__Problem description__
Format the lines below as a JSON list of strings, one string per line, omitting blank lines and the pictures.

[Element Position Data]
◇ ◇ ◇ ◇ ◇ ◇ ◇

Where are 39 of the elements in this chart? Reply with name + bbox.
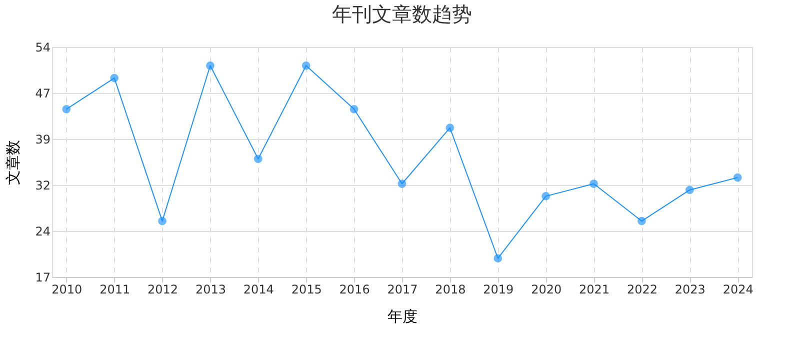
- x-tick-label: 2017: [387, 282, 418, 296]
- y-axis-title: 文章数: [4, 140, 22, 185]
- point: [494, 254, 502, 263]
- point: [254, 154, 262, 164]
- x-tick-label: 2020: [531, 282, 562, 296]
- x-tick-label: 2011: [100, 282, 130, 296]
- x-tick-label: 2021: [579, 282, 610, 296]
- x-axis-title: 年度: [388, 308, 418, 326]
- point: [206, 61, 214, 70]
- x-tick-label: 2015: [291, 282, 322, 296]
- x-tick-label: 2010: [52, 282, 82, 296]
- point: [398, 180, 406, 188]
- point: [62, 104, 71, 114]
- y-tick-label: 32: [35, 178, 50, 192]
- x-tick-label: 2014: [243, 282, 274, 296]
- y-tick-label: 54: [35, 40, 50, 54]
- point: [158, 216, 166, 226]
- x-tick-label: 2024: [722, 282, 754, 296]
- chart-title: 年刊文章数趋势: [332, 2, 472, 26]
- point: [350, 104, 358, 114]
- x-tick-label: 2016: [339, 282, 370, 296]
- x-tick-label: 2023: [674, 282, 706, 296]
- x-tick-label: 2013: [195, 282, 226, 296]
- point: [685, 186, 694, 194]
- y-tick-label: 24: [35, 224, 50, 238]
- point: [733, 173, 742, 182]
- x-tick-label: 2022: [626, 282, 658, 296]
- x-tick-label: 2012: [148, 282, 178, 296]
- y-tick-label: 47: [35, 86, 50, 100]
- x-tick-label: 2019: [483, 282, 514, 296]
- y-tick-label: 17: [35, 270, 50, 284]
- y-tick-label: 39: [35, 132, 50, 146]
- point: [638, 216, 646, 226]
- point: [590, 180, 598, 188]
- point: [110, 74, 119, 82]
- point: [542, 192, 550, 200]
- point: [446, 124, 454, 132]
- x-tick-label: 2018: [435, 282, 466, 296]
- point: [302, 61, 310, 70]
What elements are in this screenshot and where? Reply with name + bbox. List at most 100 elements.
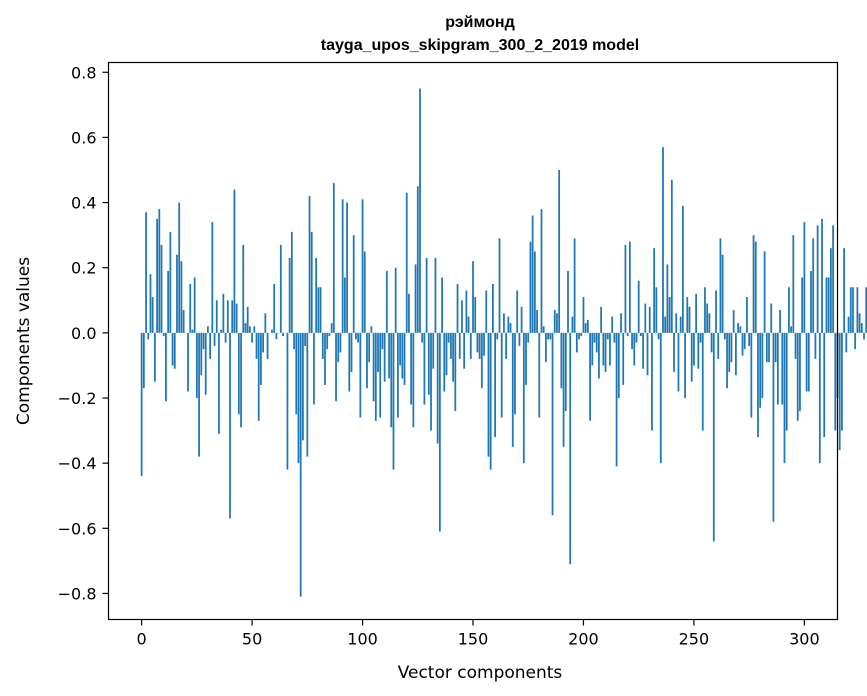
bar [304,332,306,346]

◇ ◇ ◇ ◇ ◇ ◇ ◇

__Response to this exercise__
[
  "Where are 39 of the elements in this chart? Reply with name + bbox.",
  "- x-tick-label: 2017: [387, 282, 418, 296]",
  "- y-axis-title: 文章数: [4, 140, 22, 185]",
  "- point: [494, 254, 502, 263]",
  "- point: [254, 154, 262, 164]",
  "- x-tick-label: 2020: [531, 282, 562, 296]",
  "- x-tick-label: 2011: [100, 282, 130, 296]",
  "- x-tick-label: 2021: [579, 282, 610, 296]",
  "- x-axis-title: 年度: [388, 308, 418, 326]",
  "- point: [206, 61, 214, 70]",
  "- x-tick-label: 2015: [291, 282, 322, 296]",
  "- x-tick-label: 2010: [52, 282, 82, 296]",
  "- point: [398, 180, 406, 188]",
  "- point: [62, 104, 71, 114]",
  "- y-tick-label: 32: [35, 178, 50, 192]",
  "- x-tick-label: 2014: [243, 282, 274, 296]",
  "- y-tick-label: 54: [35, 40, 50, 54]",
  "- point: [158, 216, 166, 226]",
  "- x-tick-label: 2024: [722, 282, 754, 296]",
  "- chart-title: 年刊文章数趋势: [332, 2, 472, 26]",
  "- point: [350, 104, 358, 114]",
  "- x-tick-label: 2016: [339, 282, 370, 296]",
  "- x-tick-label: 2023: [674, 282, 706, 296]",
  "- x-tick-label: 2013: [195, 282, 226, 296]",
  "- point: [685, 186, 694, 194]",
  "- y-tick-label: 24: [35, 224, 50, 238]",
  "- point: [733, 173, 742, 182]",
  "- x-tick-label: 2022: [626, 282, 658, 296]",
  "- x-tick-label: 2012: [148, 282, 178, 296]",
  "- y-tick-label: 47: [35, 86, 50, 100]",
  "- x-tick-label: 2019: [483, 282, 514, 296]",
  "- y-tick-label: 17: [35, 270, 50, 284]",
  "- y-tick-label: 39: [35, 132, 50, 146]",
  "- point: [638, 216, 646, 226]",
  "- point: [590, 180, 598, 188]",
  "- point: [110, 74, 119, 82]",
  "- point: [542, 192, 550, 200]",
  "- point: [446, 124, 454, 132]",
  "- x-tick-label: 2018: [435, 282, 466, 296]",
  "- point: [302, 61, 310, 70]",
  "What elements are in this screenshot and where? Reply with name + bbox. List at most 100 elements.",
  "bar [304,332,306,346]"
]